* START *

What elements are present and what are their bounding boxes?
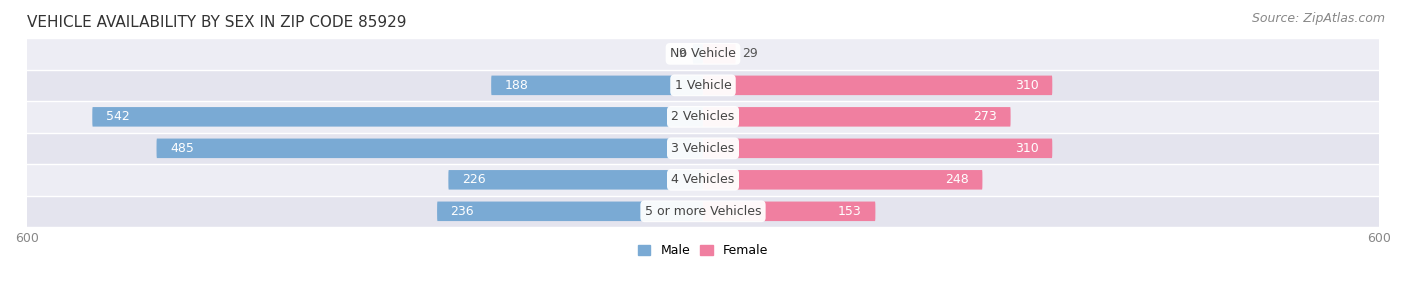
Text: 2 Vehicles: 2 Vehicles	[672, 110, 734, 123]
Text: 1 Vehicle: 1 Vehicle	[675, 79, 731, 92]
FancyBboxPatch shape	[156, 139, 703, 158]
FancyBboxPatch shape	[693, 44, 703, 64]
Text: 29: 29	[742, 47, 758, 60]
Text: 4 Vehicles: 4 Vehicles	[672, 173, 734, 186]
Text: 9: 9	[678, 47, 686, 60]
FancyBboxPatch shape	[491, 76, 703, 95]
Text: 226: 226	[463, 173, 485, 186]
FancyBboxPatch shape	[703, 44, 735, 64]
FancyBboxPatch shape	[449, 170, 703, 190]
Bar	[27, 38, 1379, 69]
Text: 236: 236	[450, 205, 474, 218]
FancyBboxPatch shape	[703, 76, 1052, 95]
Text: No Vehicle: No Vehicle	[671, 47, 735, 60]
Text: 5 or more Vehicles: 5 or more Vehicles	[645, 205, 761, 218]
Text: 273: 273	[973, 110, 997, 123]
Text: VEHICLE AVAILABILITY BY SEX IN ZIP CODE 85929: VEHICLE AVAILABILITY BY SEX IN ZIP CODE …	[27, 15, 406, 30]
Text: 188: 188	[505, 79, 529, 92]
Text: 310: 310	[1015, 79, 1039, 92]
Text: 310: 310	[1015, 142, 1039, 155]
FancyBboxPatch shape	[703, 107, 1011, 127]
Bar	[27, 101, 1379, 132]
Bar	[27, 196, 1379, 227]
FancyBboxPatch shape	[703, 170, 983, 190]
Bar	[27, 132, 1379, 164]
Legend: Male, Female: Male, Female	[633, 239, 773, 262]
Text: 248: 248	[945, 173, 969, 186]
Text: Source: ZipAtlas.com: Source: ZipAtlas.com	[1251, 12, 1385, 25]
Text: 153: 153	[838, 205, 862, 218]
Bar	[27, 69, 1379, 101]
FancyBboxPatch shape	[93, 107, 703, 127]
Bar	[27, 164, 1379, 196]
Text: 3 Vehicles: 3 Vehicles	[672, 142, 734, 155]
FancyBboxPatch shape	[437, 202, 703, 221]
FancyBboxPatch shape	[703, 202, 876, 221]
Text: 542: 542	[105, 110, 129, 123]
FancyBboxPatch shape	[703, 139, 1052, 158]
Text: 485: 485	[170, 142, 194, 155]
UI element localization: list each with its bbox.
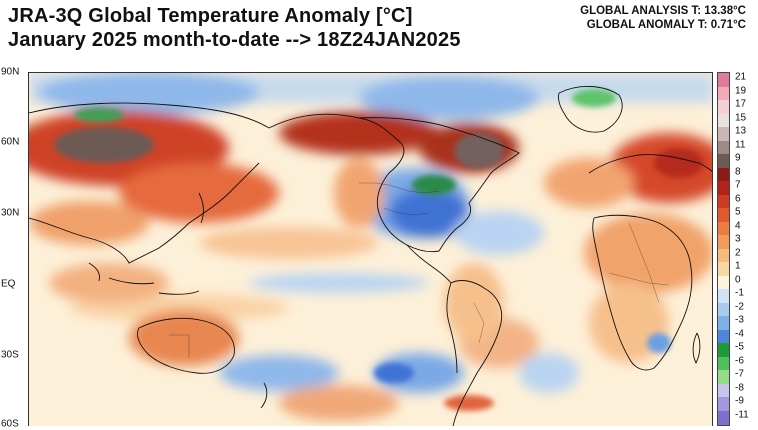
- colorbar-label: 0: [735, 274, 741, 285]
- colorbar-label: -11: [735, 409, 749, 420]
- colorbar-label: -4: [735, 328, 744, 339]
- global-stats: GLOBAL ANALYSIS T: 13.38°C GLOBAL ANOMAL…: [580, 4, 746, 32]
- lat-label-60n: 60N: [1, 136, 20, 148]
- colorbar-swatch: [718, 356, 729, 371]
- anomaly-map-canvas: [29, 73, 712, 426]
- colorbar-swatch: [718, 262, 729, 276]
- colorbar-swatch: [718, 248, 729, 263]
- colorbar-label: -2: [735, 301, 744, 312]
- colorbar-label: 6: [735, 193, 741, 204]
- borders: [169, 182, 670, 358]
- colorbar-swatch: [718, 383, 729, 398]
- global-analysis-value: GLOBAL ANALYSIS T: 13.38°C: [580, 5, 746, 17]
- colorbar-label: 1: [735, 260, 741, 272]
- colorbar-label: 17: [735, 98, 747, 110]
- colorbar-swatch: [718, 235, 729, 249]
- colorbar-label: 21: [735, 71, 747, 83]
- colorbar-label: 15: [735, 112, 747, 123]
- colorbar-label: -7: [735, 368, 744, 380]
- lat-label-90n: 90N: [1, 66, 20, 78]
- lat-label-30n: 30N: [1, 207, 20, 219]
- lat-label-30s: 30S: [1, 349, 19, 361]
- colorbar-label: 8: [735, 166, 741, 177]
- colorbar-swatch: [718, 221, 729, 236]
- anomaly-cores: [54, 89, 704, 411]
- colorbar-label: 11: [735, 139, 746, 150]
- colorbar-label: 2: [735, 247, 741, 258]
- colorbar-label: -8: [735, 382, 744, 393]
- colorbar-label: 9: [735, 152, 741, 164]
- colorbar-swatch: [718, 181, 729, 195]
- colorbar-swatch: [718, 343, 729, 357]
- colorbar-label: 3: [735, 233, 741, 245]
- title-line-1: JRA-3Q Global Temperature Anomaly [°C]: [8, 5, 413, 27]
- colorbar: [717, 72, 730, 426]
- colorbar-label: -1: [735, 287, 744, 299]
- colorbar-label: 7: [735, 179, 741, 191]
- colorbar-label: -3: [735, 314, 744, 326]
- map-title: JRA-3Q Global Temperature Anomaly [°C] J…: [8, 4, 461, 52]
- colorbar-label: -9: [735, 395, 744, 407]
- colorbar-swatch: [718, 127, 729, 141]
- colorbar-label: 5: [735, 206, 741, 218]
- colorbar-swatch: [718, 397, 729, 411]
- colorbar-swatch: [718, 113, 729, 128]
- colorbar-swatch: [718, 275, 729, 290]
- colorbar-label: -6: [735, 355, 744, 366]
- lat-label-60s: 60S: [1, 418, 19, 430]
- colorbar-label: -5: [735, 341, 744, 353]
- colorbar-swatch: [718, 329, 729, 344]
- coastlines: [29, 85, 712, 426]
- colorbar-swatch: [718, 167, 729, 182]
- colorbar-swatch: [718, 289, 729, 303]
- colorbar-label: 4: [735, 220, 741, 231]
- colorbar-swatch: [718, 194, 729, 209]
- anomaly-map: [28, 72, 713, 426]
- global-anomaly-value: GLOBAL ANOMALY T: 0.71°C: [586, 19, 746, 31]
- colorbar-swatch: [718, 73, 729, 87]
- lat-label-eq: EQ: [1, 278, 16, 290]
- colorbar-label: 13: [735, 125, 747, 137]
- colorbar-swatch: [718, 154, 729, 168]
- colorbar-swatch: [718, 140, 729, 155]
- title-line-2: January 2025 month-to-date --> 18Z24JAN2…: [8, 29, 461, 51]
- colorbar-swatch: [718, 410, 729, 425]
- colorbar-swatch: [718, 302, 729, 317]
- colorbar-swatch: [718, 370, 729, 384]
- colorbar-swatch: [718, 86, 729, 101]
- colorbar-swatch: [718, 100, 729, 114]
- colorbar-swatch: [718, 208, 729, 222]
- colorbar-label: 19: [735, 85, 747, 96]
- colorbar-swatch: [718, 316, 729, 330]
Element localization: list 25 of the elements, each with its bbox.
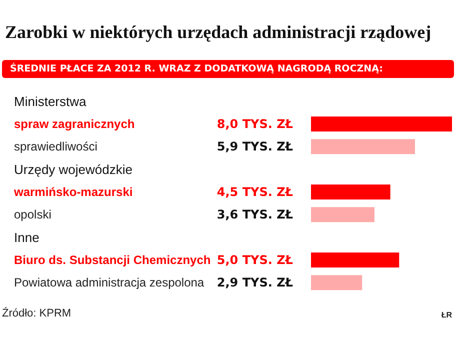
data-label: 4,5 TYS. ZŁ: [216, 185, 294, 199]
data-label: 2,9 TYS. ZŁ: [216, 276, 294, 290]
data-label: 3,6 TYS. ZŁ: [216, 208, 294, 222]
y-tick-label: Inne: [14, 230, 40, 245]
data-label: 5,9 TYS. ZŁ: [216, 140, 294, 154]
y-tick-label: sprawiedliwości: [14, 140, 98, 154]
y-tick-label: Urzędy wojewódzkie: [14, 162, 132, 177]
data-label: 8,0 TYS. ZŁ: [216, 117, 294, 131]
text: ŁR: [441, 310, 452, 320]
y-tick-label: opolski: [14, 208, 52, 222]
text: ŚREDNIE PŁACE ZA 2012 R. WRAZ Z DODATKOWĄ NAGRODĄ ROCZNĄ:: [10, 62, 383, 74]
y-tick-label: Ministerstwa: [14, 94, 88, 109]
bar: [311, 275, 362, 290]
chart-title: Zarobki w niektórych urzędach administracji rządowej: [5, 22, 432, 42]
y-tick-label: warmińsko-mazurski: [13, 185, 133, 199]
data-label: 5,0 TYS. ZŁ: [216, 253, 294, 267]
y-tick-label: Powiatowa administracja zespolona: [14, 276, 204, 290]
bar: [311, 184, 390, 200]
bar: [311, 139, 415, 154]
text: Źródło: KPRM: [2, 306, 72, 320]
bar: [311, 207, 374, 222]
bar: [311, 252, 400, 268]
bar: [311, 116, 452, 132]
y-tick-label: spraw zagranicznych: [14, 117, 135, 131]
y-tick-label: Biuro ds. Substancji Chemicznych: [14, 253, 211, 267]
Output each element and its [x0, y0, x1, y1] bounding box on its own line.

* END *

Goal of the exercise: Repeat the lines word for word, from the line that contains "data-label: 4,5 TYS. ZŁ: [216, 185, 294, 199]" through the very last line, including both.

Answer:
data-label: 4,5 TYS. ZŁ: [216, 185, 294, 199]
data-label: 2,9 TYS. ZŁ: [216, 276, 294, 290]
data-label: 3,6 TYS. ZŁ: [216, 208, 294, 222]
y-tick-label: Inne: [14, 230, 40, 245]
data-label: 5,9 TYS. ZŁ: [216, 140, 294, 154]
y-tick-label: sprawiedliwości: [14, 140, 98, 154]
y-tick-label: Urzędy wojewódzkie: [14, 162, 132, 177]
data-label: 8,0 TYS. ZŁ: [216, 117, 294, 131]
text: ŁR: [441, 310, 452, 320]
y-tick-label: opolski: [14, 208, 52, 222]
text: ŚREDNIE PŁACE ZA 2012 R. WRAZ Z DODATKOWĄ NAGRODĄ ROCZNĄ:: [10, 62, 383, 74]
y-tick-label: Ministerstwa: [14, 94, 88, 109]
bar: [311, 275, 362, 290]
chart-title: Zarobki w niektórych urzędach administracji rządowej: [5, 22, 432, 42]
y-tick-label: warmińsko-mazurski: [13, 185, 133, 199]
data-label: 5,0 TYS. ZŁ: [216, 253, 294, 267]
y-tick-label: Powiatowa administracja zespolona: [14, 276, 204, 290]
bar: [311, 184, 390, 200]
bar: [311, 139, 415, 154]
text: Źródło: KPRM: [2, 306, 72, 320]
bar: [311, 207, 374, 222]
bar: [311, 252, 400, 268]
bar: [311, 116, 452, 132]
y-tick-label: spraw zagranicznych: [14, 117, 135, 131]
y-tick-label: Biuro ds. Substancji Chemicznych: [14, 253, 211, 267]
Output each element and its [x0, y0, x1, y1] bounding box on its own line.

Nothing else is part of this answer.